What to work on: All of the material below is to be returned exactly.

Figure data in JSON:

###

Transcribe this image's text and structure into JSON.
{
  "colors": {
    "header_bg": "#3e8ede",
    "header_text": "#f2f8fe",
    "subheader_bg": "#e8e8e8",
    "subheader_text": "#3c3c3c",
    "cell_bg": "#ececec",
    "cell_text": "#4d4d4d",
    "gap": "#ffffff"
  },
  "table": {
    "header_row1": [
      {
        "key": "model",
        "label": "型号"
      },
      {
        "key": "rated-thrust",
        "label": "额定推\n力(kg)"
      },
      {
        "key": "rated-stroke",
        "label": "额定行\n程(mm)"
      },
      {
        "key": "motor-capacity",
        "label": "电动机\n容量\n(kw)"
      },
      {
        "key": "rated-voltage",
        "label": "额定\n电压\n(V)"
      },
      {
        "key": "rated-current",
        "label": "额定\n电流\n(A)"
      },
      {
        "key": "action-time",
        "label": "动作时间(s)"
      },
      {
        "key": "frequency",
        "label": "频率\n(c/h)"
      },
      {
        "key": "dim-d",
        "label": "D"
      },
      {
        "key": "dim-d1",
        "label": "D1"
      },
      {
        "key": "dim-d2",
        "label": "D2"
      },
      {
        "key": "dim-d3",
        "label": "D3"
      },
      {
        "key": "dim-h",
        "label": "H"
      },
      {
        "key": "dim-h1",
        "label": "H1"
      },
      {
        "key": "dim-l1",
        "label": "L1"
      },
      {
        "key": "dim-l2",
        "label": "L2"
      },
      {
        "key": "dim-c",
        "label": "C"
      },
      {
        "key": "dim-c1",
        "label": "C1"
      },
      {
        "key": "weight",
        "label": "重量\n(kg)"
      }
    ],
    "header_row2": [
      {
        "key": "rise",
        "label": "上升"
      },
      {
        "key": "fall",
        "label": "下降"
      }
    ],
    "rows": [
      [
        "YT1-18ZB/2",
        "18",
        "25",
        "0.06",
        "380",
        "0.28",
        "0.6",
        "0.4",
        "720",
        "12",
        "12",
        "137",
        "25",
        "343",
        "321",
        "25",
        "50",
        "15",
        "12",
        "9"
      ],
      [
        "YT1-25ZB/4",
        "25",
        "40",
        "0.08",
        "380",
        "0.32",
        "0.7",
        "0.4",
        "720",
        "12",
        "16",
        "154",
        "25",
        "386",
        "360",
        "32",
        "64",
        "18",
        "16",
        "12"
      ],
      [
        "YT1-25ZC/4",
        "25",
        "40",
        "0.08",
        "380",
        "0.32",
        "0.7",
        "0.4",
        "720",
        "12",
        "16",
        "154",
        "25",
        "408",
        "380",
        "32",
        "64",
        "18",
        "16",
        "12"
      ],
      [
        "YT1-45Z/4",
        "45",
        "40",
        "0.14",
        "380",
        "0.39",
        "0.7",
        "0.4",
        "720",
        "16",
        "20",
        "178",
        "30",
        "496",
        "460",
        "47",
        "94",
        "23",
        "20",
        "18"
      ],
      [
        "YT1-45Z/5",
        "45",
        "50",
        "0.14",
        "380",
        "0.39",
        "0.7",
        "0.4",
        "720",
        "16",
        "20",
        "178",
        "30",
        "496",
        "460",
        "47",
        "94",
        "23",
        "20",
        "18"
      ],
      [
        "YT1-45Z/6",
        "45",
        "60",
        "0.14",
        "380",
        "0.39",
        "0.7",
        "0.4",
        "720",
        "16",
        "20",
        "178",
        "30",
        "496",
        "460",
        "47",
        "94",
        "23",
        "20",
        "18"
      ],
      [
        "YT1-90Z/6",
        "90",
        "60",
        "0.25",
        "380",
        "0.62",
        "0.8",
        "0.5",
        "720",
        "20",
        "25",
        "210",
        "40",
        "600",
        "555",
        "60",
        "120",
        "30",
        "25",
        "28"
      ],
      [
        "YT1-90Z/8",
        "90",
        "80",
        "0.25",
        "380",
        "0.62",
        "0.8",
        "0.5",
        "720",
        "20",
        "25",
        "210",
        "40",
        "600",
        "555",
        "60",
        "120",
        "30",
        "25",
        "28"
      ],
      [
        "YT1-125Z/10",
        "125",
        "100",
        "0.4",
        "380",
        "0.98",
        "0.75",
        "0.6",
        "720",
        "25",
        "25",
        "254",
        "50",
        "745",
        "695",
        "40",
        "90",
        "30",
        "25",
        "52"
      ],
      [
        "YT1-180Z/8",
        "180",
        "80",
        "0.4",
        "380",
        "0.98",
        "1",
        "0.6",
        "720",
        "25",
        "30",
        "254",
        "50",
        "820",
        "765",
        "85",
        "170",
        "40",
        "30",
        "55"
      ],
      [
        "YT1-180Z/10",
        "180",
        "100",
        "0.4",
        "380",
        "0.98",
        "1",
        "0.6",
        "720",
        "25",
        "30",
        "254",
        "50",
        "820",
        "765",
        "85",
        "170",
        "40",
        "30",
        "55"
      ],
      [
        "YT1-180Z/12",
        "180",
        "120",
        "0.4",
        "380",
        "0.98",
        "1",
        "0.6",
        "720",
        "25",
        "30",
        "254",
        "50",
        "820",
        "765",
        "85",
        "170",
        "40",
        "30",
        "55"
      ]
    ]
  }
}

###

Written answer:
Transcribe this image's text and structure into JSON.
{
  "colors": {
    "header_bg": "#3e8ede",
    "header_text": "#f2f8fe",
    "subheader_bg": "#e8e8e8",
    "subheader_text": "#3c3c3c",
    "cell_bg": "#ececec",
    "cell_text": "#4d4d4d",
    "gap": "#ffffff"
  },
  "table": {
    "header_row1": [
      {
        "key": "model",
        "label": "型号"
      },
      {
        "key": "rated-thrust",
        "label": "额定推\n力(kg)"
      },
      {
        "key": "rated-stroke",
        "label": "额定行\n程(mm)"
      },
      {
        "key": "motor-capacity",
        "label": "电动机\n容量\n(kw)"
      },
      {
        "key": "rated-voltage",
        "label": "额定\n电压\n(V)"
      },
      {
        "key": "rated-current",
        "label": "额定\n电流\n(A)"
      },
      {
        "key": "action-time",
        "label": "动作时间(s)"
      },
      {
        "key": "frequency",
        "label": "频率\n(c/h)"
      },
      {
        "key": "dim-d",
        "label": "D"
      },
      {
        "key": "dim-d1",
        "label": "D1"
      },
      {
        "key": "dim-d2",
        "label": "D2"
      },
      {
        "key": "dim-d3",
        "label": "D3"
      },
      {
        "key": "dim-h",
        "label": "H"
      },
      {
        "key": "dim-h1",
        "label": "H1"
      },
      {
        "key": "dim-l1",
        "label": "L1"
      },
      {
        "key": "dim-l2",
        "label": "L2"
      },
      {
        "key": "dim-c",
        "label": "C"
      },
      {
        "key": "dim-c1",
        "label": "C1"
      },
      {
        "key": "weight",
        "label": "重量\n(kg)"
      }
    ],
    "header_row2": [
      {
        "key": "rise",
        "label": "上升"
      },
      {
        "key": "fall",
        "label": "下降"
      }
    ],
    "rows": [
      [
        "YT1-18ZB/2",
        "18",
        "25",
        "0.06",
        "380",
        "0.28",
        "0.6",
        "0.4",
        "720",
        "12",
        "12",
        "137",
        "25",
        "343",
        "321",
        "25",
        "50",
        "15",
        "12",
        "9"
      ],
      [
        "YT1-25ZB/4",
        "25",
        "40",
        "0.08",
        "380",
        "0.32",
        "0.7",
        "0.4",
        "720",
        "12",
        "16",
        "154",
        "25",
        "386",
        "360",
        "32",
        "64",
        "18",
        "16",
        "12"
      ],
      [
        "YT1-25ZC/4",
        "25",
        "40",
        "0.08",
        "380",
        "0.32",
        "0.7",
        "0.4",
        "720",
        "12",
        "16",
        "154",
        "25",
        "408",
        "380",
        "32",
        "64",
        "18",
        "16",
        "12"
      ],
      [
        "YT1-45Z/4",
        "45",
        "40",
        "0.14",
        "380",
        "0.39",
        "0.7",
        "0.4",
        "720",
        "16",
        "20",
        "178",
        "30",
        "496",
        "460",
        "47",
        "94",
        "23",
        "20",
        "18"
      ],
      [
        "YT1-45Z/5",
        "45",
        "50",
        "0.14",
        "380",
        "0.39",
        "0.7",
        "0.4",
        "720",
        "16",
        "20",
        "178",
        "30",
        "496",
        "460",
        "47",
        "94",
        "23",
        "20",
        "18"
      ],
      [
        "YT1-45Z/6",
        "45",
        "60",
        "0.14",
        "380",
        "0.39",
        "0.7",
        "0.4",
        "720",
        "16",
        "20",
        "178",
        "30",
        "496",
        "460",
        "47",
        "94",
        "23",
        "20",
        "18"
      ],
      [
        "YT1-90Z/6",
        "90",
        "60",
        "0.25",
        "380",
        "0.62",
        "0.8",
        "0.5",
        "720",
        "20",
        "25",
        "210",
        "40",
        "600",
        "555",
        "60",
        "120",
        "30",
        "25",
        "28"
      ],
      [
        "YT1-90Z/8",
        "90",
        "80",
        "0.25",
        "380",
        "0.62",
        "0.8",
        "0.5",
        "720",
        "20",
        "25",
        "210",
        "40",
        "600",
        "555",
        "60",
        "120",
        "30",
        "25",
        "28"
      ],
      [
        "YT1-125Z/10",
        "125",
        "100",
        "0.4",
        "380",
        "0.98",
        "0.75",
        "0.6",
        "720",
        "25",
        "25",
        "254",
        "50",
        "745",
        "695",
        "40",
        "90",
        "30",
        "25",
        "52"
      ],
      [
        "YT1-180Z/8",
        "180",
        "80",
        "0.4",
        "380",
        "0.98",
        "1",
        "0.6",
        "720",
        "25",
        "30",
        "254",
        "50",
        "820",
        "765",
        "85",
        "170",
        "40",
        "30",
        "55"
      ],
      [
        "YT1-180Z/10",
        "180",
        "100",
        "0.4",
        "380",
        "0.98",
        "1",
        "0.6",
        "720",
        "25",
        "30",
        "254",
        "50",
        "820",
        "765",
        "85",
        "170",
        "40",
        "30",
        "55"
      ],
      [
        "YT1-180Z/12",
        "180",
        "120",
        "0.4",
        "380",
        "0.98",
        "1",
        "0.6",
        "720",
        "25",
        "30",
        "254",
        "50",
        "820",
        "765",
        "85",
        "170",
        "40",
        "30",
        "55"
      ]
    ]
  }
}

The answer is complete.